── Material provided ──
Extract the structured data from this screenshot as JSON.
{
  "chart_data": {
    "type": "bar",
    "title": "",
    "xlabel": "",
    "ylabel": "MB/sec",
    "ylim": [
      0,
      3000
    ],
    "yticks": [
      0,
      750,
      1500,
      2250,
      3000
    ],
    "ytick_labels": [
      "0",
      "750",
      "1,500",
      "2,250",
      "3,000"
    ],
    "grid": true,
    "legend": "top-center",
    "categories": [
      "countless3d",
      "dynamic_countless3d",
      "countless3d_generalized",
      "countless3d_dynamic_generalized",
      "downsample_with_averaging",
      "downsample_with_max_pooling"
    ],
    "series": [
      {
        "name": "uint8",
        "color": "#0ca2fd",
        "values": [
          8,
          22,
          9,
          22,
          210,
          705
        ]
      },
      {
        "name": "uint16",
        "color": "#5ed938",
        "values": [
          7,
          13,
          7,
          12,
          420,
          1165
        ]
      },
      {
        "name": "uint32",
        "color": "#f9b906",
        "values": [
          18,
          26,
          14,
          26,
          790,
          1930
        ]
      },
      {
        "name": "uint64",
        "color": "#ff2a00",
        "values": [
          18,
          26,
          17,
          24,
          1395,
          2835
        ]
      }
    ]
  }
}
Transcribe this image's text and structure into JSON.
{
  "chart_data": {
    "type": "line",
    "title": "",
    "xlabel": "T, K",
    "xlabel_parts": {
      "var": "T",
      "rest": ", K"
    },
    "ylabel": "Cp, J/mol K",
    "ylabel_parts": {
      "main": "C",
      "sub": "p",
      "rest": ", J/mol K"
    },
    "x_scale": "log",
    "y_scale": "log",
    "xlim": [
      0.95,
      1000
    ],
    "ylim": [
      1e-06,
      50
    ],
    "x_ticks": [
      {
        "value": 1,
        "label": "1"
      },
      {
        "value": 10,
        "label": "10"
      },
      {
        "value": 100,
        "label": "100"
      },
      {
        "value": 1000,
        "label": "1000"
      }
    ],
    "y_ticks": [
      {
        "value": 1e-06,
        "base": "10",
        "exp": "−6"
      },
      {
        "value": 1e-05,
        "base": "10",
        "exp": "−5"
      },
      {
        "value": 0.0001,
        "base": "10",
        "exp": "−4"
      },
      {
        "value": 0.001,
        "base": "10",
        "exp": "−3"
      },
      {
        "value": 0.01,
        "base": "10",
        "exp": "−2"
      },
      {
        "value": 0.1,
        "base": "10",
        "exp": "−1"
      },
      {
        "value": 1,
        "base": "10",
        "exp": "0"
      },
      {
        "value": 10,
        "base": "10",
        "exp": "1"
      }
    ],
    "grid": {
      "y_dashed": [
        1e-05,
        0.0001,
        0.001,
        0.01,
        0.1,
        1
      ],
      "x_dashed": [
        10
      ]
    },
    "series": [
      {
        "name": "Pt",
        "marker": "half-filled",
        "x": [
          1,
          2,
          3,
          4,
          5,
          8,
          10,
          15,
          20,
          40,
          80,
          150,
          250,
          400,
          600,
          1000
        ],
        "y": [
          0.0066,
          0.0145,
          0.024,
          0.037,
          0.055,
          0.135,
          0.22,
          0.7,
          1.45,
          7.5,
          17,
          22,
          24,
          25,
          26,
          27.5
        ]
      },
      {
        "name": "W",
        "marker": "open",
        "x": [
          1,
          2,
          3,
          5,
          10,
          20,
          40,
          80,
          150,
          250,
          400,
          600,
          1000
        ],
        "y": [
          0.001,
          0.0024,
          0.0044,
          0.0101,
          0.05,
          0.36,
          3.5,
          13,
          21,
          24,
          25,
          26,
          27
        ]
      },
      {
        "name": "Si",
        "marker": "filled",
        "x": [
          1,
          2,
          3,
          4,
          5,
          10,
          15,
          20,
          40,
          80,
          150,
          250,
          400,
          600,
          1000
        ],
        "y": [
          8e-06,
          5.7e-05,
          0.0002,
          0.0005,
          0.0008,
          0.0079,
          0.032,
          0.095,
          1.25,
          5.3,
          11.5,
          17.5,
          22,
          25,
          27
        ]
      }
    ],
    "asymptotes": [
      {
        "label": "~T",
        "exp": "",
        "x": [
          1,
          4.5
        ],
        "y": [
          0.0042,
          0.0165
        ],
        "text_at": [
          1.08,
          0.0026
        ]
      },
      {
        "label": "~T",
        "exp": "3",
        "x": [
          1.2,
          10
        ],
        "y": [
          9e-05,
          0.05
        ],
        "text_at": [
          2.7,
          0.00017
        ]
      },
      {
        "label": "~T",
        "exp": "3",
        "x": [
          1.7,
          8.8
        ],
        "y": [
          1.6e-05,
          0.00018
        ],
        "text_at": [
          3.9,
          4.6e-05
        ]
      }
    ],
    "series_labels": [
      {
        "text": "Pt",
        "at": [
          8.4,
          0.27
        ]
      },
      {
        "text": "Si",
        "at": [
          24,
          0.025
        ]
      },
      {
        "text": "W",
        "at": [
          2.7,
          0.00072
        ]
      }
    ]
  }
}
───
## Brief
Give the records above again, word for word.

## Output below
Extract the structured data from this screenshot as JSON.
{
  "chart_data": {
    "type": "bar",
    "title": "",
    "xlabel": "",
    "ylabel": "MB/sec",
    "ylim": [
      0,
      3000
    ],
    "yticks": [
      0,
      750,
      1500,
      2250,
      3000
    ],
    "ytick_labels": [
      "0",
      "750",
      "1,500",
      "2,250",
      "3,000"
    ],
    "grid": true,
    "legend": "top-center",
    "categories": [
      "countless3d",
      "dynamic_countless3d",
      "countless3d_generalized",
      "countless3d_dynamic_generalized",
      "downsample_with_averaging",
      "downsample_with_max_pooling"
    ],
    "series": [
      {
        "name": "uint8",
        "color": "#0ca2fd",
        "values": [
          8,
          22,
          9,
          22,
          210,
          705
        ]
      },
      {
        "name": "uint16",
        "color": "#5ed938",
        "values": [
          7,
          13,
          7,
          12,
          420,
          1165
        ]
      },
      {
        "name": "uint32",
        "color": "#f9b906",
        "values": [
          18,
          26,
          14,
          26,
          790,
          1930
        ]
      },
      {
        "name": "uint64",
        "color": "#ff2a00",
        "values": [
          18,
          26,
          17,
          24,
          1395,
          2835
        ]
      }
    ]
  }
}
Transcribe this image's text and structure into JSON.
{
  "chart_data": {
    "type": "line",
    "title": "",
    "xlabel": "T, K",
    "xlabel_parts": {
      "var": "T",
      "rest": ", K"
    },
    "ylabel": "Cp, J/mol K",
    "ylabel_parts": {
      "main": "C",
      "sub": "p",
      "rest": ", J/mol K"
    },
    "x_scale": "log",
    "y_scale": "log",
    "xlim": [
      0.95,
      1000
    ],
    "ylim": [
      1e-06,
      50
    ],
    "x_ticks": [
      {
        "value": 1,
        "label": "1"
      },
      {
        "value": 10,
        "label": "10"
      },
      {
        "value": 100,
        "label": "100"
      },
      {
        "value": 1000,
        "label": "1000"
      }
    ],
    "y_ticks": [
      {
        "value": 1e-06,
        "base": "10",
        "exp": "−6"
      },
      {
        "value": 1e-05,
        "base": "10",
        "exp": "−5"
      },
      {
        "value": 0.0001,
        "base": "10",
        "exp": "−4"
      },
      {
        "value": 0.001,
        "base": "10",
        "exp": "−3"
      },
      {
        "value": 0.01,
        "base": "10",
        "exp": "−2"
      },
      {
        "value": 0.1,
        "base": "10",
        "exp": "−1"
      },
      {
        "value": 1,
        "base": "10",
        "exp": "0"
      },
      {
        "value": 10,
        "base": "10",
        "exp": "1"
      }
    ],
    "grid": {
      "y_dashed": [
        1e-05,
        0.0001,
        0.001,
        0.01,
        0.1,
        1
      ],
      "x_dashed": [
        10
      ]
    },
    "series": [
      {
        "name": "Pt",
        "marker": "half-filled",
        "x": [
          1,
          2,
          3,
          4,
          5,
          8,
          10,
          15,
          20,
          40,
          80,
          150,
          250,
          400,
          600,
          1000
        ],
        "y": [
          0.0066,
          0.0145,
          0.024,
          0.037,
          0.055,
          0.135,
          0.22,
          0.7,
          1.45,
          7.5,
          17,
          22,
          24,
          25,
          26,
          27.5
        ]
      },
      {
        "name": "W",
        "marker": "open",
        "x": [
          1,
          2,
          3,
          5,
          10,
          20,
          40,
          80,
          150,
          250,
          400,
          600,
          1000
        ],
        "y": [
          0.001,
          0.0024,
          0.0044,
          0.0101,
          0.05,
          0.36,
          3.5,
          13,
          21,
          24,
          25,
          26,
          27
        ]
      },
      {
        "name": "Si",
        "marker": "filled",
        "x": [
          1,
          2,
          3,
          4,
          5,
          10,
          15,
          20,
          40,
          80,
          150,
          250,
          400,
          600,
          1000
        ],
        "y": [
          8e-06,
          5.7e-05,
          0.0002,
          0.0005,
          0.0008,
          0.0079,
          0.032,
          0.095,
          1.25,
          5.3,
          11.5,
          17.5,
          22,
          25,
          27
        ]
      }
    ],
    "asymptotes": [
      {
        "label": "~T",
        "exp": "",
        "x": [
          1,
          4.5
        ],
        "y": [
          0.0042,
          0.0165
        ],
        "text_at": [
          1.08,
          0.0026
        ]
      },
      {
        "label": "~T",
        "exp": "3",
        "x": [
          1.2,
          10
        ],
        "y": [
          9e-05,
          0.05
        ],
        "text_at": [
          2.7,
          0.00017
        ]
      },
      {
        "label": "~T",
        "exp": "3",
        "x": [
          1.7,
          8.8
        ],
        "y": [
          1.6e-05,
          0.00018
        ],
        "text_at": [
          3.9,
          4.6e-05
        ]
      }
    ],
    "series_labels": [
      {
        "text": "Pt",
        "at": [
          8.4,
          0.27
        ]
      },
      {
        "text": "Si",
        "at": [
          24,
          0.025
        ]
      },
      {
        "text": "W",
        "at": [
          2.7,
          0.00072
        ]
      }
    ]
  }
}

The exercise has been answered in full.